* SHORT EXERCISE *
For the listing underneath, give the count of lines containing the string "ALMACENAMIENTO" and nothing further.

==== INPUT RECORDS

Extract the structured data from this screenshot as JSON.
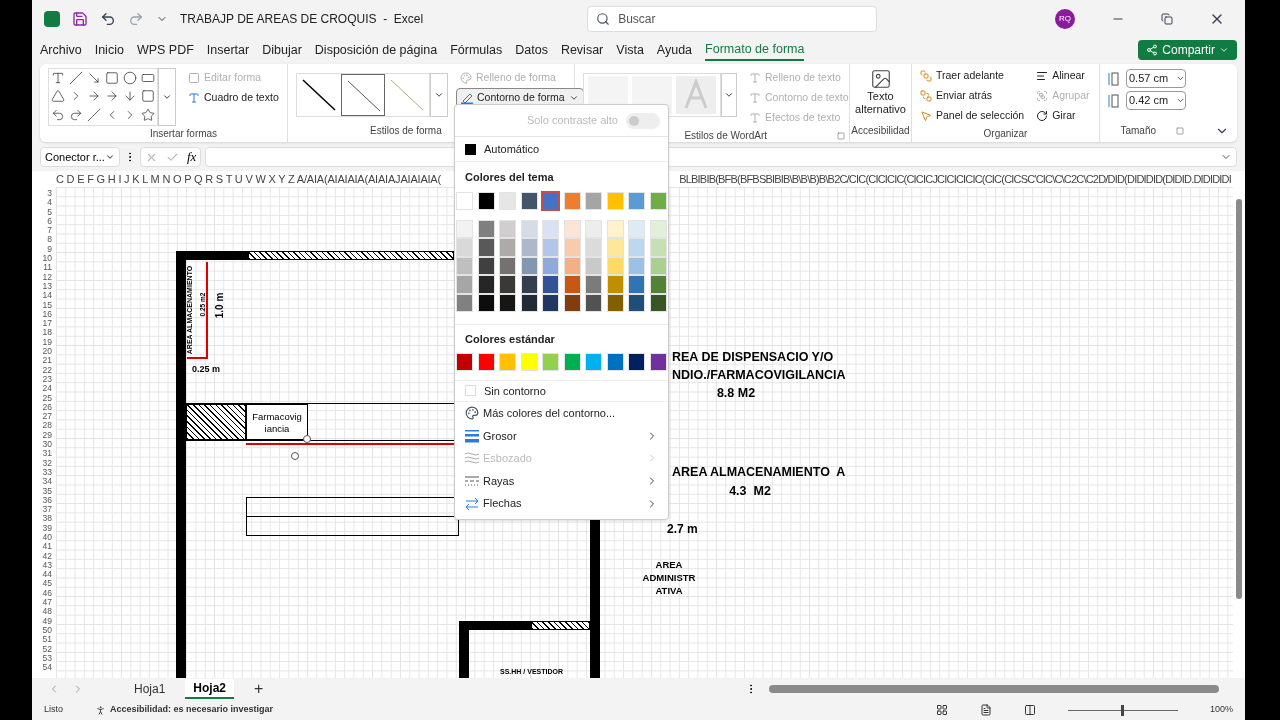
{
  "window": {
    "title": "TRABAJP DE AREAS DE CROQUIS  -  Excel",
    "search_placeholder": "Buscar",
    "avatar": "RQ"
  },
  "ribbon_tabs": [
    {
      "label": "Archivo",
      "selected": false
    },
    {
      "label": "Inicio",
      "selected": false
    },
    {
      "label": "WPS PDF",
      "selected": false
    },
    {
      "label": "Insertar",
      "selected": false
    },
    {
      "label": "Dibujar",
      "selected": false
    },
    {
      "label": "Disposición de página",
      "selected": false
    },
    {
      "label": "Fórmulas",
      "selected": false
    },
    {
      "label": "Datos",
      "selected": false
    },
    {
      "label": "Revisar",
      "selected": false
    },
    {
      "label": "Vista",
      "selected": false
    },
    {
      "label": "Ayuda",
      "selected": false
    },
    {
      "label": "Formato de forma",
      "selected": true
    }
  ],
  "share_button": "Compartir",
  "ribbon": {
    "insert_shapes": {
      "edit_shape": {
        "label": "Editar forma",
        "disabled": true
      },
      "text_box": {
        "label": "Cuadro de texto",
        "disabled": false
      },
      "group_label": "Insertar formas"
    },
    "shape_styles": {
      "shape_fill": {
        "label": "Relleno de forma",
        "disabled": true
      },
      "shape_outline": {
        "label": "Contorno de forma",
        "pressed": true
      },
      "group_label": "Estilos de forma"
    },
    "wordart": {
      "items": [
        {
          "label": "Relleno de texto",
          "disabled": true
        },
        {
          "label": "Contorno de texto",
          "disabled": true
        },
        {
          "label": "Efectos de texto",
          "disabled": true
        }
      ],
      "group_label": "Estilos de WordArt"
    },
    "accessibility": {
      "alt_text": "Texto alternativo",
      "group_label": "Accesibilidad"
    },
    "arrange": {
      "items": [
        {
          "label": "Traer adelante",
          "disabled": false
        },
        {
          "label": "Enviar atrás",
          "disabled": false
        },
        {
          "label": "Panel de selección",
          "disabled": false
        }
      ],
      "align": [
        {
          "label": "Alinear",
          "disabled": false
        },
        {
          "label": "Agrupar",
          "disabled": true
        },
        {
          "label": "Girar",
          "disabled": false
        }
      ],
      "group_label": "Organizar"
    },
    "size": {
      "height": "0.57 cm",
      "width": "0.42 cm",
      "group_label": "Tamaño"
    }
  },
  "formula_bar": {
    "name_box": "Conector r...",
    "fx": "fx"
  },
  "column_headers": [
    "C D E F G H I J K L M N O P Q R S T U V W X Y Z A/AIA(AIAIAIA(AIAIAJAIAIAIA(",
    "BLBIBIB(BFB(BFBSBIBIB\\B\\B\\B)B\\B2C/CIC(CICICIC(CICICJCICICICIC(CIC(CICSC'CIC\\C\\C2C\\C2D/DID(DIDIDID(DIDID.DIDIDIDI"
  ],
  "row_headers": [
    "3",
    "4",
    "5",
    "6",
    "7",
    "8",
    "9",
    "10",
    "11",
    "12",
    "13",
    "14",
    "15",
    "16",
    "17",
    "18",
    "19",
    "20",
    "21",
    "22",
    "23",
    "24",
    "25",
    "26",
    "27",
    "28",
    "29",
    "30",
    "31",
    "32",
    "33",
    "34",
    "35",
    "36",
    "37",
    "38",
    "39",
    "40",
    "41",
    "42",
    "43",
    "44",
    "45",
    "46",
    "47",
    "48",
    "49",
    "50",
    "51",
    "52",
    "53",
    "54"
  ],
  "plan": {
    "storage_small": "AREA ALMACENAMIENTO",
    "storage_small_area": "0.25 m2",
    "height_dim": "1.0 m",
    "width_dim": "0.25 m",
    "pharma_box": "Farmacovig iancia",
    "dispensing": [
      "REA DE DISPENSACIO Y/O",
      "NDIO./FARMACOVIGILANCIA",
      "8.8 M2"
    ],
    "storage": [
      "AREA ALMACENAMIENTO  A",
      "4.3  M2"
    ],
    "dim_27": "2.7 m",
    "admin": [
      "AREA",
      "ADMINISTR",
      "ATIVA"
    ],
    "restroom": "SS.HH / VESTIDOR"
  },
  "outline_menu": {
    "high_contrast": {
      "label": "Solo contraste alto",
      "on": false
    },
    "automatic": "Automático",
    "theme_title": "Colores del tema",
    "theme_colors": [
      {
        "color": "#ffffff",
        "selected": false,
        "shades": [
          {
            "color": "#f2f2f2",
            "selected": false
          },
          {
            "color": "#d9d9d9",
            "selected": false
          },
          {
            "color": "#bfbfbf",
            "selected": false
          },
          {
            "color": "#a6a6a6",
            "selected": false
          },
          {
            "color": "#808080",
            "selected": false
          }
        ]
      },
      {
        "color": "#000000",
        "selected": false,
        "shades": [
          {
            "color": "#7f7f7f",
            "selected": false
          },
          {
            "color": "#595959",
            "selected": false
          },
          {
            "color": "#404040",
            "selected": false
          },
          {
            "color": "#262626",
            "selected": false
          },
          {
            "color": "#0d0d0d",
            "selected": false
          }
        ]
      },
      {
        "color": "#e7e6e6",
        "selected": false,
        "shades": [
          {
            "color": "#d0cece",
            "selected": false
          },
          {
            "color": "#aeaaaa",
            "selected": false
          },
          {
            "color": "#767171",
            "selected": false
          },
          {
            "color": "#3b3838",
            "selected": false
          },
          {
            "color": "#171616",
            "selected": false
          }
        ]
      },
      {
        "color": "#44546a",
        "selected": false,
        "shades": [
          {
            "color": "#d6dce4",
            "selected": false
          },
          {
            "color": "#adb9ca",
            "selected": false
          },
          {
            "color": "#8497b0",
            "selected": false
          },
          {
            "color": "#333f4f",
            "selected": false
          },
          {
            "color": "#222a35",
            "selected": false
          }
        ]
      },
      {
        "color": "#4472c4",
        "selected": true,
        "shades": [
          {
            "color": "#d9e1f2",
            "selected": false
          },
          {
            "color": "#b4c6e7",
            "selected": false
          },
          {
            "color": "#8ea9db",
            "selected": false
          },
          {
            "color": "#305496",
            "selected": false
          },
          {
            "color": "#203764",
            "selected": false
          }
        ]
      },
      {
        "color": "#ed7d31",
        "selected": false,
        "shades": [
          {
            "color": "#fce4d6",
            "selected": false
          },
          {
            "color": "#f8cbad",
            "selected": false
          },
          {
            "color": "#f4b084",
            "selected": false
          },
          {
            "color": "#c65911",
            "selected": false
          },
          {
            "color": "#833c0c",
            "selected": false
          }
        ]
      },
      {
        "color": "#a5a5a5",
        "selected": false,
        "shades": [
          {
            "color": "#ededed",
            "selected": false
          },
          {
            "color": "#dbdbdb",
            "selected": false
          },
          {
            "color": "#c9c9c9",
            "selected": false
          },
          {
            "color": "#7b7b7b",
            "selected": false
          },
          {
            "color": "#525252",
            "selected": false
          }
        ]
      },
      {
        "color": "#ffc000",
        "selected": false,
        "shades": [
          {
            "color": "#fff2cc",
            "selected": false
          },
          {
            "color": "#ffe699",
            "selected": false
          },
          {
            "color": "#ffd966",
            "selected": false
          },
          {
            "color": "#bf8f00",
            "selected": false
          },
          {
            "color": "#806000",
            "selected": false
          }
        ]
      },
      {
        "color": "#5b9bd5",
        "selected": false,
        "shades": [
          {
            "color": "#ddebf7",
            "selected": false
          },
          {
            "color": "#bdd7ee",
            "selected": false
          },
          {
            "color": "#9bc2e6",
            "selected": false
          },
          {
            "color": "#2f75b5",
            "selected": false
          },
          {
            "color": "#1f4e78",
            "selected": false
          }
        ]
      },
      {
        "color": "#70ad47",
        "selected": false,
        "shades": [
          {
            "color": "#e2efda",
            "selected": false
          },
          {
            "color": "#c6e0b4",
            "selected": false
          },
          {
            "color": "#a9d08e",
            "selected": false
          },
          {
            "color": "#548235",
            "selected": false
          },
          {
            "color": "#375623",
            "selected": false
          }
        ]
      }
    ],
    "standard_title": "Colores estándar",
    "standard_colors": [
      {
        "color": "#c00000",
        "selected": false
      },
      {
        "color": "#ff0000",
        "selected": false
      },
      {
        "color": "#ffc000",
        "selected": false
      },
      {
        "color": "#ffff00",
        "selected": false
      },
      {
        "color": "#92d050",
        "selected": false
      },
      {
        "color": "#00b050",
        "selected": false
      },
      {
        "color": "#00b0f0",
        "selected": false
      },
      {
        "color": "#0070c0",
        "selected": false
      },
      {
        "color": "#002060",
        "selected": false
      },
      {
        "color": "#7030a0",
        "selected": false
      }
    ],
    "no_outline": "Sin contorno",
    "items": [
      {
        "kind": "palette",
        "label": "Más colores del contorno...",
        "submenu": false,
        "disabled": false
      },
      {
        "kind": "weight",
        "label": "Grosor",
        "submenu": true,
        "disabled": false
      },
      {
        "kind": "sketch",
        "label": "Esbozado",
        "submenu": true,
        "disabled": true
      },
      {
        "kind": "dashes",
        "label": "Rayas",
        "submenu": true,
        "disabled": false
      },
      {
        "kind": "arrows",
        "label": "Flechas",
        "submenu": true,
        "disabled": false
      }
    ]
  },
  "sheet_tabs": [
    {
      "label": "Hoja1",
      "selected": false
    },
    {
      "label": "Hoja2",
      "selected": true
    }
  ],
  "add_sheet": "+",
  "status_bar": {
    "ready": "Listo",
    "accessibility": "Accesibilidad: es necesario investigar",
    "zoom": "100%",
    "zoom_slider": {
      "level": 0.5
    }
  }
}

========

* RESULT *
2